§ GOAL:
Reproduce the lines of the listing below verbatim, from its first line through the line containing "like-label: Like — [104, 372, 139, 391]", including both of those lines.

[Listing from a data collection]
----------

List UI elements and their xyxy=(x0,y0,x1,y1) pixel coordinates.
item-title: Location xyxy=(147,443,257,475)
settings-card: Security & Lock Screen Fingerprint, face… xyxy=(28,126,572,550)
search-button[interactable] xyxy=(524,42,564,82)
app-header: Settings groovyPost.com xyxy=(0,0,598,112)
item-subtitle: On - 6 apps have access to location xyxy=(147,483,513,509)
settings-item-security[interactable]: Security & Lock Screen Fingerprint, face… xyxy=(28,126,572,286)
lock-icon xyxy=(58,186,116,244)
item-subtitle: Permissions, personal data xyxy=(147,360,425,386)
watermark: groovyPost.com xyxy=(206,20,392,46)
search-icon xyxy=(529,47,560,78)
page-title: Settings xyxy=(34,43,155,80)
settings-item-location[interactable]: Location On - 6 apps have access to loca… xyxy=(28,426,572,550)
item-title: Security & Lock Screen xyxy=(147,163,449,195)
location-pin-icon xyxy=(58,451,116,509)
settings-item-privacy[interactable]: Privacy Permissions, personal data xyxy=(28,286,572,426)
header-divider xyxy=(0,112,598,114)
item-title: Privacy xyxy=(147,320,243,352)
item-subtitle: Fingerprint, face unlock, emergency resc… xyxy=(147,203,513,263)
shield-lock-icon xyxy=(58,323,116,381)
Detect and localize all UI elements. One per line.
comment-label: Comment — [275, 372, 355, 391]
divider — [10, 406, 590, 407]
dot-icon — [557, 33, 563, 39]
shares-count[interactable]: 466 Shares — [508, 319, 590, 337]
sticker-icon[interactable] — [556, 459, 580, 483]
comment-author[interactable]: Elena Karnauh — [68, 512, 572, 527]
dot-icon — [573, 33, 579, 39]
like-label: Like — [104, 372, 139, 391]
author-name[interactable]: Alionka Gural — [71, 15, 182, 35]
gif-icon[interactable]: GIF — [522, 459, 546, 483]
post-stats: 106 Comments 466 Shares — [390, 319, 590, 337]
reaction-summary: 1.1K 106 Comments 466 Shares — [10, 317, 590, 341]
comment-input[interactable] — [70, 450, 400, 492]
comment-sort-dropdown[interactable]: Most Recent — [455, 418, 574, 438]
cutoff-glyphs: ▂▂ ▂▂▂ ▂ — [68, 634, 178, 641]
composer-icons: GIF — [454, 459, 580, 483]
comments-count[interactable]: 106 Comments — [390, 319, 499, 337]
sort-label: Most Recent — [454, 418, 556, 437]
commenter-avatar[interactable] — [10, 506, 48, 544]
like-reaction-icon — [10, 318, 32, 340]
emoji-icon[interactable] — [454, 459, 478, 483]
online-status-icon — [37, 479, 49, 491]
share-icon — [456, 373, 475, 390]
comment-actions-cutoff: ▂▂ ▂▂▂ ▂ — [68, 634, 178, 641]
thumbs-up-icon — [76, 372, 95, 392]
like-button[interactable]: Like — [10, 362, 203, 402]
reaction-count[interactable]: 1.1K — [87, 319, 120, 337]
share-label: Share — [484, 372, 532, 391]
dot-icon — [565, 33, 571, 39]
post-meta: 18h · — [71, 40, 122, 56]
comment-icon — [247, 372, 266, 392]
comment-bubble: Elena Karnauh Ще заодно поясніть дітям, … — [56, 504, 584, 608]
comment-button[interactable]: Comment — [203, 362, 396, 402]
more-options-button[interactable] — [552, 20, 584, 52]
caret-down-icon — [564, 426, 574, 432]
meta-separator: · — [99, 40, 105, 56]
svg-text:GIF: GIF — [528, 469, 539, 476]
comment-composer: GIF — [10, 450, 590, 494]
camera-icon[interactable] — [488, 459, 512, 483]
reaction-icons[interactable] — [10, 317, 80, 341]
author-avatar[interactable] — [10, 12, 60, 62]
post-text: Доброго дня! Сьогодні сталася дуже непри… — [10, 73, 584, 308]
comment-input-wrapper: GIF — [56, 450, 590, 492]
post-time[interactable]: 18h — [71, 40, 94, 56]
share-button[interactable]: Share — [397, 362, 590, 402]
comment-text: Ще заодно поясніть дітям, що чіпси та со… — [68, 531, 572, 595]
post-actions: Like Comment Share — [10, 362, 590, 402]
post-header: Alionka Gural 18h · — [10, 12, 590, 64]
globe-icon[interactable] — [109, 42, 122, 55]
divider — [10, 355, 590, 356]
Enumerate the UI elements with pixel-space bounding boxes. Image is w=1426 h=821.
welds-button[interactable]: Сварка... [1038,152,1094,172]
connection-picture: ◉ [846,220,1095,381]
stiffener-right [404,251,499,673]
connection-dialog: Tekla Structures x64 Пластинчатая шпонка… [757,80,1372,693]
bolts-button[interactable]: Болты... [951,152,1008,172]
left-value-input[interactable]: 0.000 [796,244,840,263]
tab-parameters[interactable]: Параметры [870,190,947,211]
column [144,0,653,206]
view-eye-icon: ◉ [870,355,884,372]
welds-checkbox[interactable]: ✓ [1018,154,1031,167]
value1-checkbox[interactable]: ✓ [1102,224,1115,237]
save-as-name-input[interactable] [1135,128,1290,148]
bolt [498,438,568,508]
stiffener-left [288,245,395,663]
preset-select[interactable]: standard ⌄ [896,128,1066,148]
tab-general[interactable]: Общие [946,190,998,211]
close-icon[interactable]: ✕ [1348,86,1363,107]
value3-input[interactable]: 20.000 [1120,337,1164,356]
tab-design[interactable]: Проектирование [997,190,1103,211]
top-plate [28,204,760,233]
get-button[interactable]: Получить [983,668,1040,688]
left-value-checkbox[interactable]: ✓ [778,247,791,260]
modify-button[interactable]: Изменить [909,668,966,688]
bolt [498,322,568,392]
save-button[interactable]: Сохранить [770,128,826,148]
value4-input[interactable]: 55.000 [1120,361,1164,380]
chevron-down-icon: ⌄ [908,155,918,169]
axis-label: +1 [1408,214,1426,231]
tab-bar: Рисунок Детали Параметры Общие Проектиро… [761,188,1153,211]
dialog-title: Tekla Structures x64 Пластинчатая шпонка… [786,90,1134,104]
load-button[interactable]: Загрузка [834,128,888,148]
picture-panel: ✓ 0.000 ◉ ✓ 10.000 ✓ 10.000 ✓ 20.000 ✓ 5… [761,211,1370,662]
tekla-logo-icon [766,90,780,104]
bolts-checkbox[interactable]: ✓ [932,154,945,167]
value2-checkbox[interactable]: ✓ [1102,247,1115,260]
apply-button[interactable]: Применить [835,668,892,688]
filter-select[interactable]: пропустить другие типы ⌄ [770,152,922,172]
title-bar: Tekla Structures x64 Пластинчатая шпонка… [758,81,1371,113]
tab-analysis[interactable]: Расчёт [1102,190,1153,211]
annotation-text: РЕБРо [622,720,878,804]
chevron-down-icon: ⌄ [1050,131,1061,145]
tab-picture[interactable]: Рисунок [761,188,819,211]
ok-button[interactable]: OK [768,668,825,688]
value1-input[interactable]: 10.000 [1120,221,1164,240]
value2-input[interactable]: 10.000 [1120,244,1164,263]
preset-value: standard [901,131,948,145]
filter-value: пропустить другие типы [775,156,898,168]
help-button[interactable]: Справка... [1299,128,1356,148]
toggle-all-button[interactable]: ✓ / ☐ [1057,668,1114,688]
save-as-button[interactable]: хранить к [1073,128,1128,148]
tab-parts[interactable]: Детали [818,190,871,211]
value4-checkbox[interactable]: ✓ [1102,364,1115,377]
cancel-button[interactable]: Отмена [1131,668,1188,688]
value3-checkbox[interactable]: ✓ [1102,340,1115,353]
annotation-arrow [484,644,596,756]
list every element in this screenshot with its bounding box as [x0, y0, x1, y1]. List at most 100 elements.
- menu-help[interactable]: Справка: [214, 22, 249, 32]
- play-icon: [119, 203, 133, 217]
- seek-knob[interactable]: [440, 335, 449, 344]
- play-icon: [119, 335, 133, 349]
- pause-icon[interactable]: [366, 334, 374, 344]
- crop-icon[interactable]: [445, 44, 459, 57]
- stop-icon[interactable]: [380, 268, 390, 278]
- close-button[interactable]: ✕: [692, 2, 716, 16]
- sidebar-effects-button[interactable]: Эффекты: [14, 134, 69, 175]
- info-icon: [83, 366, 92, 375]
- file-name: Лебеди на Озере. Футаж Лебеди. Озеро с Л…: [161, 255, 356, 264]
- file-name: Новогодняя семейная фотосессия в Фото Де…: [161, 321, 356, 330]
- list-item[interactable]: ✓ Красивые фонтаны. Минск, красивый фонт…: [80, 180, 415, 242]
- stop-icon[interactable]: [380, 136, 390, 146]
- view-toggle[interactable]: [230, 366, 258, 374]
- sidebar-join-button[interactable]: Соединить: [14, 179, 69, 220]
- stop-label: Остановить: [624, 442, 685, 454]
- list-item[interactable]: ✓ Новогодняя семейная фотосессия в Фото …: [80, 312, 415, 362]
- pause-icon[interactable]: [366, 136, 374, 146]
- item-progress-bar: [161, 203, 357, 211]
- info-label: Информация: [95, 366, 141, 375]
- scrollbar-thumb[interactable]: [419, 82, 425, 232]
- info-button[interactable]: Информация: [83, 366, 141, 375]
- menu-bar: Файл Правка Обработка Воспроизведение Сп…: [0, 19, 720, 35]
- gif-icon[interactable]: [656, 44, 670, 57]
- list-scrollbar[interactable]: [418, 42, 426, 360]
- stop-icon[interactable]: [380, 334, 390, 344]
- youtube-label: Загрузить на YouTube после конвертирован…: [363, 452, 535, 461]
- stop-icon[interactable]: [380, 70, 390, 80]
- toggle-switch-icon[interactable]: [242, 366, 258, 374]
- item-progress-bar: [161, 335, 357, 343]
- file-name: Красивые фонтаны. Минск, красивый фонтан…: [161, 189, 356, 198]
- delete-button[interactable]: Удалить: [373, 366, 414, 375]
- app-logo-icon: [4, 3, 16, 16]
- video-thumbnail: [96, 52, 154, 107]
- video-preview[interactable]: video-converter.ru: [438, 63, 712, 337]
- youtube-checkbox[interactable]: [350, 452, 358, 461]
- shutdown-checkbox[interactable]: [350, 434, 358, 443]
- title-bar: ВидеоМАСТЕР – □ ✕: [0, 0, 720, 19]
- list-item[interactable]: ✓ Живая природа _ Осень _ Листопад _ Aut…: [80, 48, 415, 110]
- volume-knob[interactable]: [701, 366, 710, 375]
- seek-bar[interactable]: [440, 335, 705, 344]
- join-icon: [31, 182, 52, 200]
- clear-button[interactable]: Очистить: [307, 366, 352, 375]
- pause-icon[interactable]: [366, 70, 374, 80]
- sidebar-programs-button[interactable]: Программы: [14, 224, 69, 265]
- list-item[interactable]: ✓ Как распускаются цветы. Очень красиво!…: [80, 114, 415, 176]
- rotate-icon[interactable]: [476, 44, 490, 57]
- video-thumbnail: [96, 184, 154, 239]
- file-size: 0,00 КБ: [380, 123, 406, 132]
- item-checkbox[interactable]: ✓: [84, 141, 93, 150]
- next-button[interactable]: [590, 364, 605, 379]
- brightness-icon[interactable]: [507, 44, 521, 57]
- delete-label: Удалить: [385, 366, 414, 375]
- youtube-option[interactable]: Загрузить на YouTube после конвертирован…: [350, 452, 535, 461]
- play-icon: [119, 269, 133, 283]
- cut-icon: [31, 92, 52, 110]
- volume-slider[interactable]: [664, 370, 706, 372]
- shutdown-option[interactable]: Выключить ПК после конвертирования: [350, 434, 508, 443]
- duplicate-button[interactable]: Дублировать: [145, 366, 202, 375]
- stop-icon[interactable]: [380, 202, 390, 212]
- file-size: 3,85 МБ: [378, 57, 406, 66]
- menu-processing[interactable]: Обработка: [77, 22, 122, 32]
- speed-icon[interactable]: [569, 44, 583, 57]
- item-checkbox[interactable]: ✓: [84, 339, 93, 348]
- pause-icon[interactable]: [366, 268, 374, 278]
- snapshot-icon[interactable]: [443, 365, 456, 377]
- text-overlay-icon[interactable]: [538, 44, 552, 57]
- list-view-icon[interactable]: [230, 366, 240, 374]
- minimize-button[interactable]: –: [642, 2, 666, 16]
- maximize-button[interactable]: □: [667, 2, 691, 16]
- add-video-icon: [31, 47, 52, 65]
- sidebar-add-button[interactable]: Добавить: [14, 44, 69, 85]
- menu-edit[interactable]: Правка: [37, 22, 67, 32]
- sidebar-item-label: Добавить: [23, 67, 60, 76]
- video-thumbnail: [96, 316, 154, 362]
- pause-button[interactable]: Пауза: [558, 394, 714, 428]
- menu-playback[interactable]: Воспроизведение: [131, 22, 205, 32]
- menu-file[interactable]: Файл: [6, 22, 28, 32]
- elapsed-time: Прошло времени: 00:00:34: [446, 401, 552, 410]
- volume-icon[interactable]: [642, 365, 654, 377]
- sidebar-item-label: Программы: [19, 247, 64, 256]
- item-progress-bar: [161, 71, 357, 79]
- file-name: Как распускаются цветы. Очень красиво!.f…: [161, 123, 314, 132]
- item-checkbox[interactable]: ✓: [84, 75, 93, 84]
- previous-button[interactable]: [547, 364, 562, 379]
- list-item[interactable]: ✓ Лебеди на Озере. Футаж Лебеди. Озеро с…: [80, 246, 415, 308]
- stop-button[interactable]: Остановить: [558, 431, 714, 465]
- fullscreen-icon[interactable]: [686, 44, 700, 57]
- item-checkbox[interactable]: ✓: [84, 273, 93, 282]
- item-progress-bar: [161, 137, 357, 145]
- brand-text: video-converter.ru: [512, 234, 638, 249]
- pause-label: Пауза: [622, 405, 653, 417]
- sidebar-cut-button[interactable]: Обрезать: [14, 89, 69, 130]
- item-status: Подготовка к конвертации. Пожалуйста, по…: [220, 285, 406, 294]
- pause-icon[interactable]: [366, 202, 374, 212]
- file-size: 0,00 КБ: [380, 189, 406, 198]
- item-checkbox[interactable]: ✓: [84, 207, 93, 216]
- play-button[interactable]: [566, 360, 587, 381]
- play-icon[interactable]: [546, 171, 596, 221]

----------

§ RESPONSE BELOW:
List UI elements and their xyxy=(x0,y0,x1,y1) pixel coordinates.
item-title: Location xyxy=(147,443,257,475)
settings-card: Security & Lock Screen Fingerprint, face… xyxy=(28,126,572,550)
search-button[interactable] xyxy=(524,42,564,82)
app-header: Settings groovyPost.com xyxy=(0,0,598,112)
item-subtitle: On - 6 apps have access to location xyxy=(147,483,513,509)
settings-item-security[interactable]: Security & Lock Screen Fingerprint, face… xyxy=(28,126,572,286)
lock-icon xyxy=(58,186,116,244)
item-subtitle: Permissions, personal data xyxy=(147,360,425,386)
watermark: groovyPost.com xyxy=(206,20,392,46)
search-icon xyxy=(529,47,560,78)
page-title: Settings xyxy=(34,43,155,80)
settings-item-location[interactable]: Location On - 6 apps have access to loca… xyxy=(28,426,572,550)
item-title: Security & Lock Screen xyxy=(147,163,449,195)
location-pin-icon xyxy=(58,451,116,509)
settings-item-privacy[interactable]: Privacy Permissions, personal data xyxy=(28,286,572,426)
header-divider xyxy=(0,112,598,114)
item-title: Privacy xyxy=(147,320,243,352)
item-subtitle: Fingerprint, face unlock, emergency resc… xyxy=(147,203,513,263)
shield-lock-icon xyxy=(58,323,116,381)
Detect and localize all UI elements. One per line.
comment-label: Comment — [275, 372, 355, 391]
divider — [10, 406, 590, 407]
dot-icon — [557, 33, 563, 39]
shares-count[interactable]: 466 Shares — [508, 319, 590, 337]
sticker-icon[interactable] — [556, 459, 580, 483]
comment-author[interactable]: Elena Karnauh — [68, 512, 572, 527]
dot-icon — [573, 33, 579, 39]
like-label: Like — [104, 372, 139, 391]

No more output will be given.